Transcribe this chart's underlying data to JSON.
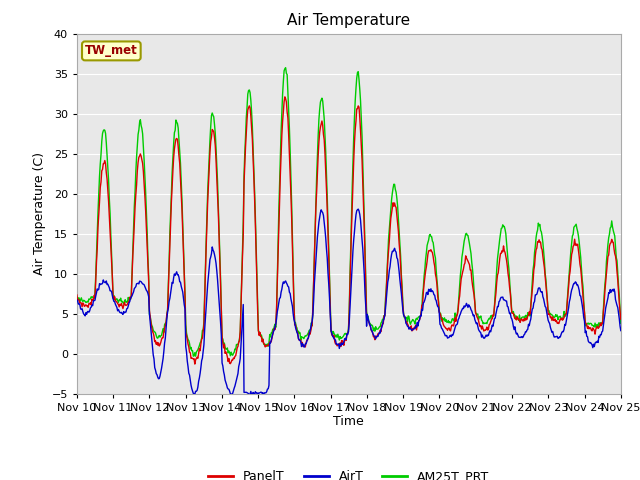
{
  "title": "Air Temperature",
  "xlabel": "Time",
  "ylabel": "Air Temperature (C)",
  "ylim": [
    -5,
    40
  ],
  "xlim": [
    0,
    15
  ],
  "x_tick_labels": [
    "Nov 10",
    "Nov 11",
    "Nov 12",
    "Nov 13",
    "Nov 14",
    "Nov 15",
    "Nov 16",
    "Nov 17",
    "Nov 18",
    "Nov 19",
    "Nov 20",
    "Nov 21",
    "Nov 22",
    "Nov 23",
    "Nov 24",
    "Nov 25"
  ],
  "station_label": "TW_met",
  "station_label_color": "#990000",
  "station_box_facecolor": "#ffffcc",
  "station_box_edgecolor": "#999900",
  "background_color": "#ffffff",
  "plot_bg_color": "#e8e8e8",
  "grid_color": "#ffffff",
  "line_PanelT_color": "#dd0000",
  "line_AirT_color": "#0000cc",
  "line_AM25T_color": "#00cc00",
  "legend_labels": [
    "PanelT",
    "AirT",
    "AM25T_PRT"
  ],
  "figsize": [
    6.4,
    4.8
  ],
  "dpi": 100
}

——————

**Problem statement**
Repeat all the records above exactly, leaving out any pictures.

**Finished exercise**
Transcribe this chart's underlying data to JSON.
{
  "title": "Air Temperature",
  "xlabel": "Time",
  "ylabel": "Air Temperature (C)",
  "ylim": [
    -5,
    40
  ],
  "xlim": [
    0,
    15
  ],
  "x_tick_labels": [
    "Nov 10",
    "Nov 11",
    "Nov 12",
    "Nov 13",
    "Nov 14",
    "Nov 15",
    "Nov 16",
    "Nov 17",
    "Nov 18",
    "Nov 19",
    "Nov 20",
    "Nov 21",
    "Nov 22",
    "Nov 23",
    "Nov 24",
    "Nov 25"
  ],
  "station_label": "TW_met",
  "station_label_color": "#990000",
  "station_box_facecolor": "#ffffcc",
  "station_box_edgecolor": "#999900",
  "background_color": "#ffffff",
  "plot_bg_color": "#e8e8e8",
  "grid_color": "#ffffff",
  "line_PanelT_color": "#dd0000",
  "line_AirT_color": "#0000cc",
  "line_AM25T_color": "#00cc00",
  "legend_labels": [
    "PanelT",
    "AirT",
    "AM25T_PRT"
  ],
  "figsize": [
    6.4,
    4.8
  ],
  "dpi": 100
}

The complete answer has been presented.